**TEXT EXTRACT**
OK. I'm going to claim that this is an XPConnect (and DOM) bug. I get the same crash stack as dbradley. I think the talkbacks reports are the same problem, but the debug builds simply catch the problem closer to the source. The problem is that the DOM system has called JS_DestroyContext while xpconnect still has pending calls using the JSContext. I can show this by snapshoting the stack of the JS_DestroyContext which happens while we are in XPCWrappedNative::CallMethod. That bit of code wraps the call to XPTC_InvokeByIndex with an auto object that does a JS_SuspendRequest before and JS_ResumeRequest after the call out to XPTC_InvokeByIndex. In this case the JS_DestoryContext call happens before XPTC_InvokeByIndex returns and our call to JS_ResumeRequest gets a garbage JSContext. Dealing with this locally won't help because we still have a nsXPCWrappedJS::CallMethod call pending on the stack - i.e. we are still running code in the JS engine on the JSContext that has been destroyed. The XPConnect and DOM systems have worked together at cross purposes here to break the expectations of the JS engine. I think that what we have to do is bite the bullet to bring still more of the DOM interaction with the JS engine into xpconnect itself. In this case we should have the DOM not call JS_DestroyContext itself, but instead it should inform xpconnect that it is done using the JSContext. And then xpconnect can be responsible for actually destoying the JSContext (either immediately or at its leisure). XPConnect has the info to manage this. The XPCCallContext chain for the current thread tracks the uses (or lack thereof) of the JSContext. So, we could add XPConnect::DoneWithJSContext(in JSContextPtr cx) (or whatever we want to call it) that will check the current thread's XPCCallContext chain for the given JSContext. If not found then the the JSContext will be immediately destroyed. If it is found then the *deepest* user of the JSContext in that chain will be marked to destroy the JSContext upon its own destruction. This just costs us one flag per XPCCallContext and a quick check in the XPCCallContext dtor. That dtor code should also ASSERT that the JSContext is not present in the threadjscontextstack. I believe that it would be an error for the JSContext to appear in that stack any deeper than the frame (optionally) pushed by the XPCCallContext. So a debug ASSERT should be sufficient. Does this seem like the right solution to others?

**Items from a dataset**

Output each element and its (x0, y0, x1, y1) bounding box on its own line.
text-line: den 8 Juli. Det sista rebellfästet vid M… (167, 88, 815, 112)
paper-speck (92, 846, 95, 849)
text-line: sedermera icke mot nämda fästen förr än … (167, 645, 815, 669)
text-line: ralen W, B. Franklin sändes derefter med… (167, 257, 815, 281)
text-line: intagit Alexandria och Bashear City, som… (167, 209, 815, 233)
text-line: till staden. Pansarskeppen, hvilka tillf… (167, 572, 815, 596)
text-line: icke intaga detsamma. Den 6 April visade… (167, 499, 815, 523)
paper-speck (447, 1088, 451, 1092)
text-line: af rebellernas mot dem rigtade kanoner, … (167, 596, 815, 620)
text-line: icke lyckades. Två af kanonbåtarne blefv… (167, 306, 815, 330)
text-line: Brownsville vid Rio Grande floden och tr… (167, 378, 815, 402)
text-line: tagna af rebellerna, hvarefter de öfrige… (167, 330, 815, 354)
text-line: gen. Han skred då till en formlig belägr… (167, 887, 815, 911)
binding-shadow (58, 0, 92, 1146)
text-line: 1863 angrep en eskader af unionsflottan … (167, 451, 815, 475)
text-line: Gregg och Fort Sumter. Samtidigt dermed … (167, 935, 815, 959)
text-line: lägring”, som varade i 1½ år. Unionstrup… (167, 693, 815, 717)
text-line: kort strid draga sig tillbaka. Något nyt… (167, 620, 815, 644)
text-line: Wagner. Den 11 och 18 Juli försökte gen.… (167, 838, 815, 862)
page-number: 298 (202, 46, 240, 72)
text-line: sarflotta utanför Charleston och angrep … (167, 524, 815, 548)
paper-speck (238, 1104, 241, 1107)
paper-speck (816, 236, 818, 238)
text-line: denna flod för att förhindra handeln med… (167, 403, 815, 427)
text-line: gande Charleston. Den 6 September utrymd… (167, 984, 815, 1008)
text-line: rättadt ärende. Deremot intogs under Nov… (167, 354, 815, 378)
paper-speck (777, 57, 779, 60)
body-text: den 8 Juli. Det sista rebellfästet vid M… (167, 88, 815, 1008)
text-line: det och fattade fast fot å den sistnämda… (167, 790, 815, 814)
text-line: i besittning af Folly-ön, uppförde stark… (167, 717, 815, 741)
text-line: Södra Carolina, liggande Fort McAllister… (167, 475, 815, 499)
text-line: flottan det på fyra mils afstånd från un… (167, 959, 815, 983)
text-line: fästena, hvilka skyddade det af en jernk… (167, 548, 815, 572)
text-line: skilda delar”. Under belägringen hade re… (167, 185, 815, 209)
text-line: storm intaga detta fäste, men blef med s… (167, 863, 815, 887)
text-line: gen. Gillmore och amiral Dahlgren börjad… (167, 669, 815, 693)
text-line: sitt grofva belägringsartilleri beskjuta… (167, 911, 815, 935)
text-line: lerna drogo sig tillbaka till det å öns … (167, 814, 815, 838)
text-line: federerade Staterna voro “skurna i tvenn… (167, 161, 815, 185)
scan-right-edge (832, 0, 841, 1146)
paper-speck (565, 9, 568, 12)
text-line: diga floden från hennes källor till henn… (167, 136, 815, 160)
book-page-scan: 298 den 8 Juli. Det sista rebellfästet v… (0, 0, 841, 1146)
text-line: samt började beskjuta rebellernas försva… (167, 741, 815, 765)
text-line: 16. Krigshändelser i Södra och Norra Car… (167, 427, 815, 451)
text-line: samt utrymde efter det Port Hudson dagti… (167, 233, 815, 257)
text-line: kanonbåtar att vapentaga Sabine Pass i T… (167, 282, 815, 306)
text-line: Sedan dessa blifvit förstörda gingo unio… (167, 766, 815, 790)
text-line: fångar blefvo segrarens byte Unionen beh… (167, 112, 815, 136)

**WHAT TO PRODUCE**
Resume the XPConnect crash discussion from the point where it stops.

**ANSWER TO THE EXERCISE**
Assignee: pchen → dbradley

Component: XP Apps → XPConnect

QA Contact: sairuh → pschwartau

Assignee

Comment 18

•

24 years ago

Attached file stack trace showing call to JS_DestroyContext while context in use — Details

Assignee

Comment 19

•

24 years ago

Note that the stack I just posted shows that in this case the JSContext in use by the running JS code is not the same one being destroyed (of course). So, my arguments about the insuffientcy of a local fix might not be fully supported. Still, a more local fix (say to the use of AutoJSSuspendRequest to detect if the JSContext had been whacked while we were suspended) would require us to patch in a different JSContext into the current XPCCallContext (and probably the top frame of the threadjscontextstack). This would be *way* ugly. Letting XPConnect decide on the right time for the call to JS_DestroyContext has got to be the way to go.

Brendan Eich [:brendan]

Comment 20

•

24 years ago

jband: sounds right on the non-local solution. Even the classic codebase had to be careful not to destroy a JSContext (one per window) until it was sure no one was using it (http://lxr.mozilla.org/classic/source/lib/libmocha/lm_win.c#3310) /be

Johnny Stenback (:jst)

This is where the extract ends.